Task brief:
Reproduce each of the lines word for word.
══ Input data ══
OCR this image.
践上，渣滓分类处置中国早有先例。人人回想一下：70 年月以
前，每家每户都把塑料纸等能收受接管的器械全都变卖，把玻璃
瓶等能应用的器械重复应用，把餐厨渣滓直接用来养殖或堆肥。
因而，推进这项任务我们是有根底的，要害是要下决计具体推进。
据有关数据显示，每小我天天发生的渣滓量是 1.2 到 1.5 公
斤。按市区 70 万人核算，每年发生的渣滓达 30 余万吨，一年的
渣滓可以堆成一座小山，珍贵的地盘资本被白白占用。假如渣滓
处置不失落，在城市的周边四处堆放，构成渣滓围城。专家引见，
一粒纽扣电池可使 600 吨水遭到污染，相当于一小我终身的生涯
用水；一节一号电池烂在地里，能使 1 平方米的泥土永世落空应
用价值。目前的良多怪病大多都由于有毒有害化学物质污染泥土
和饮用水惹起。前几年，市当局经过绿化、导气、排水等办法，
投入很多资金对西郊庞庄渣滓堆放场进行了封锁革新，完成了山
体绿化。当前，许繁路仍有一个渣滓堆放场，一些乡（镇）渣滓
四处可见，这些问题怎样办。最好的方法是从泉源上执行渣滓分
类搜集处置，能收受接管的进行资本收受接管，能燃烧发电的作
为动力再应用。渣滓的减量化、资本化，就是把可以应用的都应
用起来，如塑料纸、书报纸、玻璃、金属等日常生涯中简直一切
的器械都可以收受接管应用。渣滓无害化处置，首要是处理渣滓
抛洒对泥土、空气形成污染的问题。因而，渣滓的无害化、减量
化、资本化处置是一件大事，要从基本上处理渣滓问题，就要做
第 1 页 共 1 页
═══
Expected output:
OCR this image.
践上，渣滓分类处置中国早有先例。人人回想一下：70 年月以
前，每家每户都把塑料纸等能收受接管的器械全都变卖，把玻璃
瓶等能应用的器械重复应用，把餐厨渣滓直接用来养殖或堆肥。
因而，推进这项任务我们是有根底的，要害是要下决计具体推进。
据有关数据显示，每小我天天发生的渣滓量是 1.2 到 1.5 公
斤。按市区 70 万人核算，每年发生的渣滓达 30 余万吨，一年的
渣滓可以堆成一座小山，珍贵的地盘资本被白白占用。假如渣滓
处置不失落，在城市的周边四处堆放，构成渣滓围城。专家引见，
一粒纽扣电池可使 600 吨水遭到污染，相当于一小我终身的生涯
用水；一节一号电池烂在地里，能使 1 平方米的泥土永世落空应
用价值。目前的良多怪病大多都由于有毒有害化学物质污染泥土
和饮用水惹起。前几年，市当局经过绿化、导气、排水等办法，
投入很多资金对西郊庞庄渣滓堆放场进行了封锁革新，完成了山
体绿化。当前，许繁路仍有一个渣滓堆放场，一些乡（镇）渣滓
四处可见，这些问题怎样办。最好的方法是从泉源上执行渣滓分
类搜集处置，能收受接管的进行资本收受接管，能燃烧发电的作
为动力再应用。渣滓的减量化、资本化，就是把可以应用的都应
用起来，如塑料纸、书报纸、玻璃、金属等日常生涯中简直一切
的器械都可以收受接管应用。渣滓无害化处置，首要是处理渣滓
抛洒对泥土、空气形成污染的问题。因而，渣滓的无害化、减量
化、资本化处置是一件大事，要从基本上处理渣滓问题，就要做
第 1 页 共 1 页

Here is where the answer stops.